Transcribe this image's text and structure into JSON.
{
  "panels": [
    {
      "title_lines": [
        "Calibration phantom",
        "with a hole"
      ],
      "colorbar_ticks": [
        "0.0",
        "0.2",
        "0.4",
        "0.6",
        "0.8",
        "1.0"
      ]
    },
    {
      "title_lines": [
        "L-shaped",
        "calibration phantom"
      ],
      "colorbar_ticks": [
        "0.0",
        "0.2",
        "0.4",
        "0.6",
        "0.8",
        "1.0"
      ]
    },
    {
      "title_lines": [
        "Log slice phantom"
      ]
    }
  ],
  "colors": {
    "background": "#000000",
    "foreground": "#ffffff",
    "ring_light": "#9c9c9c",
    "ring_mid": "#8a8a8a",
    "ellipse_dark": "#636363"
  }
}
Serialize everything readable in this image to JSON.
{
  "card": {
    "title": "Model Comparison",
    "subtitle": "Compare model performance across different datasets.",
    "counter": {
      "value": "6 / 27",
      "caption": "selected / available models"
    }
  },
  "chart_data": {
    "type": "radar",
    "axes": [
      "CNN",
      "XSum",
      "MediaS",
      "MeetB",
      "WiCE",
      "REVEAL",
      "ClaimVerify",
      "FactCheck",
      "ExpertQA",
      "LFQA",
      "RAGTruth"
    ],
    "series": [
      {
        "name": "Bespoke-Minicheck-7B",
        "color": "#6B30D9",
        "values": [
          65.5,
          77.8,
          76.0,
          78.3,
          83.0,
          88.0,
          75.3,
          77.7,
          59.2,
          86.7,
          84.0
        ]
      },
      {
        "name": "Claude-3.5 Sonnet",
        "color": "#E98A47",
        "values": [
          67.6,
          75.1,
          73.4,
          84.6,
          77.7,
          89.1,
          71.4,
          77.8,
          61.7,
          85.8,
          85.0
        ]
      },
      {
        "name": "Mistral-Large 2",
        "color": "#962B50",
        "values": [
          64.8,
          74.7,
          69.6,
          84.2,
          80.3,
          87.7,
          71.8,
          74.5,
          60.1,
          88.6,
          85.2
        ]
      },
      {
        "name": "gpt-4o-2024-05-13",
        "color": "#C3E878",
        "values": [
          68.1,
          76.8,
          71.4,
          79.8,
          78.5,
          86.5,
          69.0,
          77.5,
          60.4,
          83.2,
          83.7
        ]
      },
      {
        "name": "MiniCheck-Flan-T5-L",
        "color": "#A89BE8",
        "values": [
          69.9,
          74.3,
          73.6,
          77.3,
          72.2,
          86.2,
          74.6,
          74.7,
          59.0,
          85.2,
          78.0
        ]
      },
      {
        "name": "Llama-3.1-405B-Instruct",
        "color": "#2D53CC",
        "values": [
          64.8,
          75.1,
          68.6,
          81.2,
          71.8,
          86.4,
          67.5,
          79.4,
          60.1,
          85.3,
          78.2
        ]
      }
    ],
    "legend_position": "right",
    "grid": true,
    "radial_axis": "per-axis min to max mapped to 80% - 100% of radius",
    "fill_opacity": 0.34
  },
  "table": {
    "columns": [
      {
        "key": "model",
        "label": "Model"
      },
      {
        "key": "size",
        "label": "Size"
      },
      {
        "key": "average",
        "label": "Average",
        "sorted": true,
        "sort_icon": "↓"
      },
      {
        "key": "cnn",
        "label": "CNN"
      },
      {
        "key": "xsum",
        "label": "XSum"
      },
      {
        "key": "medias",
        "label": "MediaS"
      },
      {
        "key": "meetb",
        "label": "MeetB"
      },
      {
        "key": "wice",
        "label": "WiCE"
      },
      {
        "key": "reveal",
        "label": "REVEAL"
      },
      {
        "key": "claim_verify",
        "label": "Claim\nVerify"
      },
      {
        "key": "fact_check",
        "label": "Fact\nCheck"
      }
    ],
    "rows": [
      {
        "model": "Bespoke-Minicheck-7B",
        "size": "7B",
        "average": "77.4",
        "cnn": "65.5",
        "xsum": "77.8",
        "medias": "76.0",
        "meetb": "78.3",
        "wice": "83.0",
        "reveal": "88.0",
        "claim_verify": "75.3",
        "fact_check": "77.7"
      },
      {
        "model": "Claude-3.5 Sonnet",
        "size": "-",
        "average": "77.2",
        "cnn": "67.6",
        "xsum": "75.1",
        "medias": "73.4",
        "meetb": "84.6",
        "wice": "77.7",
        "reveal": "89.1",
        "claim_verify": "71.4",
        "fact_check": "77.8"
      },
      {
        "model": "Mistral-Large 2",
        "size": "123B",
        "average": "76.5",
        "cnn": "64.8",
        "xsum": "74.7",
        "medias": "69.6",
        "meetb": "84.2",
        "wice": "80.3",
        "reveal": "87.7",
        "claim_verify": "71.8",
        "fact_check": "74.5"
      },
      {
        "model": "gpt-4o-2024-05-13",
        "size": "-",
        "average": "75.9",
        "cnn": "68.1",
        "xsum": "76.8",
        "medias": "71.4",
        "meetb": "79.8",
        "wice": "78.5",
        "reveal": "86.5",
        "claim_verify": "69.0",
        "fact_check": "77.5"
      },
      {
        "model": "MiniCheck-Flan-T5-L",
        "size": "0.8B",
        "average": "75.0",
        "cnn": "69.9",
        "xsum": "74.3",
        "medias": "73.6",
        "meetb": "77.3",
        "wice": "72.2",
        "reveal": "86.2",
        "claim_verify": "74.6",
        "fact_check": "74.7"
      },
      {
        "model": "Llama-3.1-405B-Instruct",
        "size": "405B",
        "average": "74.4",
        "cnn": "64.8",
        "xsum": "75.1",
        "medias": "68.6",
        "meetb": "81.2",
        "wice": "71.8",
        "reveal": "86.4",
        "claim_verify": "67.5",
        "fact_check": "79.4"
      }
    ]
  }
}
+ + + + + + +
REQUIREMENTS => Make a tally of the lines in this data that include the string "Claude", and answer with that tally alone.

FULL OUTPUT => 2